--- start of Supplied records ---

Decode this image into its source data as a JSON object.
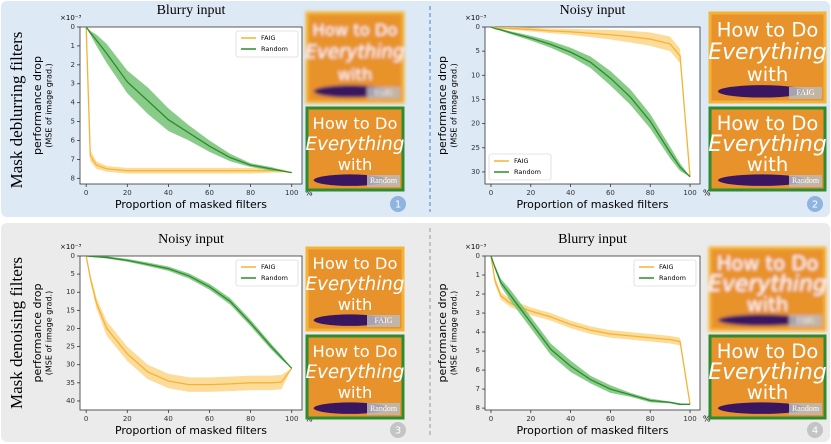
{
  "row_labels": [
    "Mask deblurring filters",
    "Mask denoising filters"
  ],
  "thumbnail_text": [
    "How to Do",
    "Everything",
    "with"
  ],
  "panel_labels": [
    "1",
    "2",
    "3",
    "4"
  ],
  "chart_data": [
    {
      "type": "line",
      "title": "Blurry input",
      "x_label": "Proportion of masked filters",
      "x_unit": "%",
      "y_label": [
        "performance drop",
        "(MSE of image grad.)"
      ],
      "y_multiplier": "×10⁻³",
      "xlim": [
        -3,
        105
      ],
      "xticks": [
        0,
        20,
        40,
        60,
        80,
        100
      ],
      "ylim": [
        0,
        8.3
      ],
      "yticks": [
        0,
        1,
        2,
        3,
        4,
        5,
        6,
        7,
        8
      ],
      "y_inverted": true,
      "legend": "upper right",
      "x": [
        0,
        2,
        5,
        10,
        20,
        30,
        40,
        50,
        60,
        70,
        80,
        90,
        95,
        100
      ],
      "series": [
        {
          "name": "FAIG",
          "color": "#f5b335",
          "band_color": "#fdd688",
          "values": [
            0,
            6.8,
            7.3,
            7.5,
            7.6,
            7.6,
            7.6,
            7.6,
            7.6,
            7.6,
            7.6,
            7.6,
            7.6,
            7.7
          ],
          "error": [
            0,
            0.3,
            0.2,
            0.15,
            0.15,
            0.15,
            0.15,
            0.15,
            0.15,
            0.15,
            0.15,
            0.1,
            0.1,
            0
          ]
        },
        {
          "name": "Random",
          "color": "#2e8b2e",
          "band_color": "#74c274",
          "values": [
            0,
            0.3,
            0.7,
            1.4,
            2.9,
            3.9,
            4.9,
            5.6,
            6.3,
            6.9,
            7.3,
            7.5,
            7.6,
            7.7
          ],
          "error": [
            0,
            0.1,
            0.3,
            0.5,
            0.6,
            0.7,
            0.6,
            0.4,
            0.3,
            0.2,
            0.1,
            0.1,
            0.05,
            0
          ]
        }
      ]
    },
    {
      "type": "line",
      "title": "Noisy input",
      "x_label": "Proportion of masked filters",
      "x_unit": "%",
      "y_label": [
        "performance drop",
        "(MSE of image grad.)"
      ],
      "y_multiplier": "×10⁻³",
      "xlim": [
        -3,
        105
      ],
      "xticks": [
        0,
        20,
        40,
        60,
        80,
        100
      ],
      "ylim": [
        0,
        32.5
      ],
      "yticks": [
        0,
        5,
        10,
        15,
        20,
        25,
        30
      ],
      "y_inverted": true,
      "legend": "lower left",
      "x": [
        0,
        2,
        5,
        10,
        20,
        30,
        40,
        50,
        60,
        70,
        80,
        90,
        95,
        100
      ],
      "series": [
        {
          "name": "FAIG",
          "color": "#f5b335",
          "band_color": "#fdd688",
          "values": [
            0,
            0.1,
            0.2,
            0.3,
            0.5,
            0.8,
            1.0,
            1.3,
            1.6,
            2.0,
            2.5,
            3.5,
            6,
            31
          ],
          "error": [
            0,
            0.1,
            0.2,
            0.3,
            0.4,
            0.5,
            0.6,
            0.8,
            1,
            1.2,
            1.4,
            1.5,
            1.5,
            0
          ]
        },
        {
          "name": "Random",
          "color": "#2e8b2e",
          "band_color": "#74c274",
          "values": [
            0,
            0.3,
            0.6,
            1.2,
            2.3,
            3.6,
            5.2,
            7.3,
            10.6,
            14.5,
            19.5,
            26,
            29,
            31
          ],
          "error": [
            0,
            0.1,
            0.2,
            0.3,
            0.5,
            0.7,
            0.9,
            1.2,
            1.5,
            1.6,
            1.5,
            1.2,
            0.8,
            0
          ]
        }
      ]
    },
    {
      "type": "line",
      "title": "Noisy input",
      "x_label": "Proportion of masked filters",
      "x_unit": "%",
      "y_label": [
        "performance drop",
        "(MSE of image grad.)"
      ],
      "y_multiplier": "×10⁻³",
      "xlim": [
        -3,
        105
      ],
      "xticks": [
        0,
        20,
        40,
        60,
        80,
        100
      ],
      "ylim": [
        0,
        42.5
      ],
      "yticks": [
        0,
        5,
        10,
        15,
        20,
        25,
        30,
        35,
        40
      ],
      "y_inverted": true,
      "legend": "upper right",
      "x": [
        0,
        2,
        5,
        10,
        20,
        30,
        40,
        50,
        60,
        70,
        80,
        90,
        95,
        100
      ],
      "series": [
        {
          "name": "FAIG",
          "color": "#f5b335",
          "band_color": "#fdd688",
          "values": [
            0,
            6,
            13,
            20,
            27,
            32,
            34.5,
            35.5,
            35.5,
            35.3,
            35,
            35,
            34.8,
            31
          ],
          "error": [
            0,
            1,
            1.5,
            2,
            2,
            2,
            2,
            2,
            2,
            2,
            2,
            2,
            2,
            0
          ]
        },
        {
          "name": "Random",
          "color": "#2e8b2e",
          "band_color": "#74c274",
          "values": [
            0,
            0.1,
            0.2,
            0.4,
            1.2,
            2.3,
            3.5,
            5.5,
            8.5,
            12.5,
            18.5,
            25,
            28,
            31
          ],
          "error": [
            0,
            0.1,
            0.2,
            0.3,
            0.4,
            0.5,
            0.6,
            0.7,
            0.8,
            0.9,
            0.9,
            0.8,
            0.6,
            0
          ]
        }
      ]
    },
    {
      "type": "line",
      "title": "Blurry input",
      "x_label": "Proportion of masked filters",
      "x_unit": "%",
      "y_label": [
        "performance drop",
        "(MSE of image grad.)"
      ],
      "y_multiplier": "×10⁻³",
      "xlim": [
        -3,
        105
      ],
      "xticks": [
        0,
        20,
        40,
        60,
        80,
        100
      ],
      "ylim": [
        0,
        8.1
      ],
      "yticks": [
        0,
        1,
        2,
        3,
        4,
        5,
        6,
        7,
        8
      ],
      "y_inverted": true,
      "legend": "upper right",
      "x": [
        0,
        2,
        5,
        10,
        20,
        30,
        40,
        50,
        60,
        70,
        80,
        90,
        95,
        100
      ],
      "series": [
        {
          "name": "FAIG",
          "color": "#f5b335",
          "band_color": "#fdd688",
          "values": [
            0,
            1.3,
            2.1,
            2.5,
            2.9,
            3.2,
            3.6,
            3.9,
            4.1,
            4.2,
            4.3,
            4.4,
            4.5,
            7.8
          ],
          "error": [
            0,
            0.2,
            0.2,
            0.2,
            0.2,
            0.2,
            0.2,
            0.2,
            0.2,
            0.2,
            0.2,
            0.2,
            0.2,
            0
          ]
        },
        {
          "name": "Random",
          "color": "#2e8b2e",
          "band_color": "#74c274",
          "values": [
            0,
            0.6,
            1.4,
            2.1,
            3.5,
            4.9,
            5.8,
            6.5,
            7.0,
            7.3,
            7.6,
            7.7,
            7.8,
            7.8
          ],
          "error": [
            0,
            0.1,
            0.2,
            0.3,
            0.3,
            0.3,
            0.3,
            0.2,
            0.2,
            0.1,
            0.1,
            0.05,
            0.05,
            0
          ]
        }
      ]
    }
  ]
}
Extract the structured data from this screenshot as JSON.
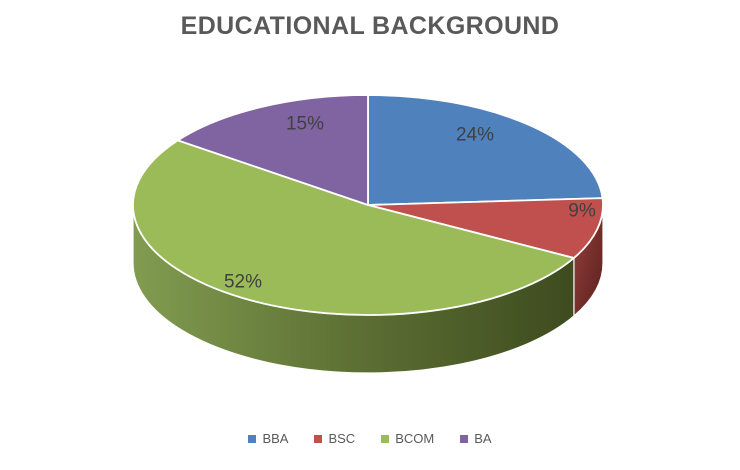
{
  "chart_data": {
    "type": "pie",
    "three_d": true,
    "title": "EDUCATIONAL BACKGROUND",
    "categories": [
      "BBA",
      "BSC",
      "BCOM",
      "BA"
    ],
    "values": [
      24,
      9,
      52,
      15
    ],
    "unit": "%",
    "data_labels": [
      "24%",
      "9%",
      "52%",
      "15%"
    ],
    "slice_colors": [
      "#4F81BD",
      "#C0504D",
      "#9BBB59",
      "#8064A2"
    ],
    "wall_colors": [
      null,
      [
        "#94423D",
        "#5C1F1C"
      ],
      [
        "#819C50",
        "#5D7034",
        "#3E4B1F"
      ],
      null
    ],
    "start_angle_deg": 0,
    "direction": "clockwise",
    "legend_position": "bottom",
    "title_color": "#595959",
    "label_color": "#404040",
    "legend_text_color": "#595959",
    "background": "#FFFFFF"
  }
}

--- end of Supplied records ---

● Short problem: Using the listing above, return all lines where the word "this" occurs.

● Complete output:
Decode this image into its source data as a JSON object.
Extract the structured data from this screenshot as JSON.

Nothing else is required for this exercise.